DIRECTION → Compile every line that includes the word "нарциссов".
===== DATA SHOWN
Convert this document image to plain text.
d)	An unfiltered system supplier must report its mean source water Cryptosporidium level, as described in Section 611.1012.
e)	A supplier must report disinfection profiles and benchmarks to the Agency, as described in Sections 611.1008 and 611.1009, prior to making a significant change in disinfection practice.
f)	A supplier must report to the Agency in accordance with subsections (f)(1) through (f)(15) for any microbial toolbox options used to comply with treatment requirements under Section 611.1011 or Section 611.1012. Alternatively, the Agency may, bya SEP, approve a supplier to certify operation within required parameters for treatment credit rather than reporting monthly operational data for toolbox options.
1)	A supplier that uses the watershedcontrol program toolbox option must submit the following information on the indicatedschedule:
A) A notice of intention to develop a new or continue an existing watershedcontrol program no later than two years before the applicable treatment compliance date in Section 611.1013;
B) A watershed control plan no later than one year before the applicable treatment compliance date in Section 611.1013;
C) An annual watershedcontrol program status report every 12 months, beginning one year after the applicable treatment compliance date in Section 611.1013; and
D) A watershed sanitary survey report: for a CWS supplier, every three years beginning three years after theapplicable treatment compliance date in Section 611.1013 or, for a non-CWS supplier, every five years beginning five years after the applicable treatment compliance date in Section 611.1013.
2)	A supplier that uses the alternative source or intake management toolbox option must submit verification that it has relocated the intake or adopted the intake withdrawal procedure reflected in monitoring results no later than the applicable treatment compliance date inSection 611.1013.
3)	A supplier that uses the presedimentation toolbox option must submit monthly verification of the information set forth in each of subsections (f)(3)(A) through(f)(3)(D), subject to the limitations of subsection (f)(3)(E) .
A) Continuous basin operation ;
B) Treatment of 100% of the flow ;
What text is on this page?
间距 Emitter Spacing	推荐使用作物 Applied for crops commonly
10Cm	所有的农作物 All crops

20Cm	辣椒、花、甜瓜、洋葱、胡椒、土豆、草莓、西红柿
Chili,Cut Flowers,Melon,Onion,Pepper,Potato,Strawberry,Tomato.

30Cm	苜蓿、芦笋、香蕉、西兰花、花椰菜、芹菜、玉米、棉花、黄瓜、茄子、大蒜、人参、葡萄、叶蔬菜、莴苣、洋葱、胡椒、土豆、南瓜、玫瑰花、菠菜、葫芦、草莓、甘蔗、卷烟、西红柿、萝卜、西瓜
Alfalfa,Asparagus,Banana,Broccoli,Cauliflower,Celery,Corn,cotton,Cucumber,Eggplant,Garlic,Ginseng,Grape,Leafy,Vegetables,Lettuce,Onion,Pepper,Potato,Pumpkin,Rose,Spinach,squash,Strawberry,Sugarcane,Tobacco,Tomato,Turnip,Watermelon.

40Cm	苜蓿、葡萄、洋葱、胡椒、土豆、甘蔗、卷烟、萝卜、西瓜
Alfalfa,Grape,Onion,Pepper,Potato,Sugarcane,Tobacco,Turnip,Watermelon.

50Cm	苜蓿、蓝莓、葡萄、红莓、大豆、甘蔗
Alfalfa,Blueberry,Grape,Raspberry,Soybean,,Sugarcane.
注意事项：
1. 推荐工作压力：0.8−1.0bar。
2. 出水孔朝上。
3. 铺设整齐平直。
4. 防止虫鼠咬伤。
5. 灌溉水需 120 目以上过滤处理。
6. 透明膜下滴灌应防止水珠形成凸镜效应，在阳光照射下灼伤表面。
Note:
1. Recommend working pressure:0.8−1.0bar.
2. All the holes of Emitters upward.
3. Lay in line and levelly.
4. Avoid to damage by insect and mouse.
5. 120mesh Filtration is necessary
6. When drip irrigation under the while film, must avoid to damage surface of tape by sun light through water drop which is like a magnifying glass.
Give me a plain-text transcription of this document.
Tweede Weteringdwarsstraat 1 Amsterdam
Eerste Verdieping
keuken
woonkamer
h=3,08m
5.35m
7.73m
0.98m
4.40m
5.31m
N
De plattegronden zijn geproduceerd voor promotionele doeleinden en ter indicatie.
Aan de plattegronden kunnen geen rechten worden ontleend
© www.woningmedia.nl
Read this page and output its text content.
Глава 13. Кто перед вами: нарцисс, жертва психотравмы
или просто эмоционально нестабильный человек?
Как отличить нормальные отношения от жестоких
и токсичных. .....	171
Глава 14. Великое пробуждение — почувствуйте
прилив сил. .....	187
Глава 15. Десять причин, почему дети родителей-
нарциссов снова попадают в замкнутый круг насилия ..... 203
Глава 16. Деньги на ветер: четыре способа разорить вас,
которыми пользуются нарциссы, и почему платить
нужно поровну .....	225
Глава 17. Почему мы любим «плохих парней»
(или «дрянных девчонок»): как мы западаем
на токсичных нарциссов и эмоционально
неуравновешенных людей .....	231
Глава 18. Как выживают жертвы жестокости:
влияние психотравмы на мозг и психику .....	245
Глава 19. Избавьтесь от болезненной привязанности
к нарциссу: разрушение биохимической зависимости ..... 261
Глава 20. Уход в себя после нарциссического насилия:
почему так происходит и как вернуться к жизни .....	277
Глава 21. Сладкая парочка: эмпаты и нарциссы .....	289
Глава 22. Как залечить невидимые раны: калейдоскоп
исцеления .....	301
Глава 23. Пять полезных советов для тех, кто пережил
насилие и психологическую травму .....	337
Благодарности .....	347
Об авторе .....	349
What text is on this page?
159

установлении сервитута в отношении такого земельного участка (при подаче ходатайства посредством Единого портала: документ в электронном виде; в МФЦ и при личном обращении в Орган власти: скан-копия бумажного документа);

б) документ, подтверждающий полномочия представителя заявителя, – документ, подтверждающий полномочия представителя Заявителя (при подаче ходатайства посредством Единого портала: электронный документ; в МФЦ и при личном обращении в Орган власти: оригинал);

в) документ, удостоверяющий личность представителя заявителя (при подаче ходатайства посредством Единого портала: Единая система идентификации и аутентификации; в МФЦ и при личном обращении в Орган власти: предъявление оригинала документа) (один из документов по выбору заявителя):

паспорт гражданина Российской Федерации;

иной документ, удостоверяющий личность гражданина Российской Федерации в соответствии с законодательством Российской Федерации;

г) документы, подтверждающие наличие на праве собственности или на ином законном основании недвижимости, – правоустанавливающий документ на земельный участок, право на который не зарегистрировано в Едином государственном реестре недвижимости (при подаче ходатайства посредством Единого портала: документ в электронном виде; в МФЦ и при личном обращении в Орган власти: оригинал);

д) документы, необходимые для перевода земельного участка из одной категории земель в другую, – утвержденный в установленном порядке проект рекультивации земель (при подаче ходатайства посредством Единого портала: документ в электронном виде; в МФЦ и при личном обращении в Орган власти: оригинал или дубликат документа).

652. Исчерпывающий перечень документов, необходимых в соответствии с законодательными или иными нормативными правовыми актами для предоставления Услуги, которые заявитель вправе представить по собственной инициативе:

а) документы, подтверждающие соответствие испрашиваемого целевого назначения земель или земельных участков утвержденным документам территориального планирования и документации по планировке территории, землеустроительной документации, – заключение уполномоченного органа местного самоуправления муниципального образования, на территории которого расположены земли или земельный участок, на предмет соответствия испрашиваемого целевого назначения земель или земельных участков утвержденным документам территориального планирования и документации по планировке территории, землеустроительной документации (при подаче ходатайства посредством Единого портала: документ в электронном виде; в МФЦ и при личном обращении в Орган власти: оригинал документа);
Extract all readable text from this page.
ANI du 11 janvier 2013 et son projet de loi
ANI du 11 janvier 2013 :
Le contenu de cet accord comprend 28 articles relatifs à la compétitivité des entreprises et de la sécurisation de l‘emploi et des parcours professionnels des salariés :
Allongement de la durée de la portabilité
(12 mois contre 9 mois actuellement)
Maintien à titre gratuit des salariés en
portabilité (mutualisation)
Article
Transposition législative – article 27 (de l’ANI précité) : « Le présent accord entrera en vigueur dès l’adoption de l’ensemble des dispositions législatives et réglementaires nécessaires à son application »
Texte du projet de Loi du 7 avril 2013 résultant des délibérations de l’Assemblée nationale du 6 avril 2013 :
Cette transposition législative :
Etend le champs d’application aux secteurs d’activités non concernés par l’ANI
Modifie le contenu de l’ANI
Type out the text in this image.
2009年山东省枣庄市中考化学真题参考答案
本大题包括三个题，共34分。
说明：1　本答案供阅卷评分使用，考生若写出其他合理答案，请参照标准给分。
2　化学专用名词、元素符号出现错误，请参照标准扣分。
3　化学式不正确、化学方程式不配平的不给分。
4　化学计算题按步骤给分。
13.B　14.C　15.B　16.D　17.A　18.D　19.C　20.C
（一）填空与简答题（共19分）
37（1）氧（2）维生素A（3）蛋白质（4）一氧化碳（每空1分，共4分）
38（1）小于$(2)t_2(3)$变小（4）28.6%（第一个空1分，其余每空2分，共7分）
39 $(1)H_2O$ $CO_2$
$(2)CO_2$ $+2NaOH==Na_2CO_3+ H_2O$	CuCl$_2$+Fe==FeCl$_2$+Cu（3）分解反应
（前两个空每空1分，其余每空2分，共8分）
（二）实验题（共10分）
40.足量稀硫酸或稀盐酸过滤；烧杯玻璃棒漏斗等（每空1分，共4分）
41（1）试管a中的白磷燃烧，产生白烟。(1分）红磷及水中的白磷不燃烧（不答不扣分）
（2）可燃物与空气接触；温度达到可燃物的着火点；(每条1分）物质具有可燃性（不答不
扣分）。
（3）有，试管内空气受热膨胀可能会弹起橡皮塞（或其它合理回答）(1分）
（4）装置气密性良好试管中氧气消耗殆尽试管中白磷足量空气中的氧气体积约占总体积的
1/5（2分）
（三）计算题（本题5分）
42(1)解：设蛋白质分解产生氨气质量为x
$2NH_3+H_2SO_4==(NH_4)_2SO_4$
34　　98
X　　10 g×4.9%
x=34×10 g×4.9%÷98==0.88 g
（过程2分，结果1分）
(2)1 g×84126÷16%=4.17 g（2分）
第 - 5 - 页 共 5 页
==========
ANSWER TO THIS TASK →
нарциссов снова попадают в замкнутый круг насилия ..... 203
на токсичных нарциссов и эмоционально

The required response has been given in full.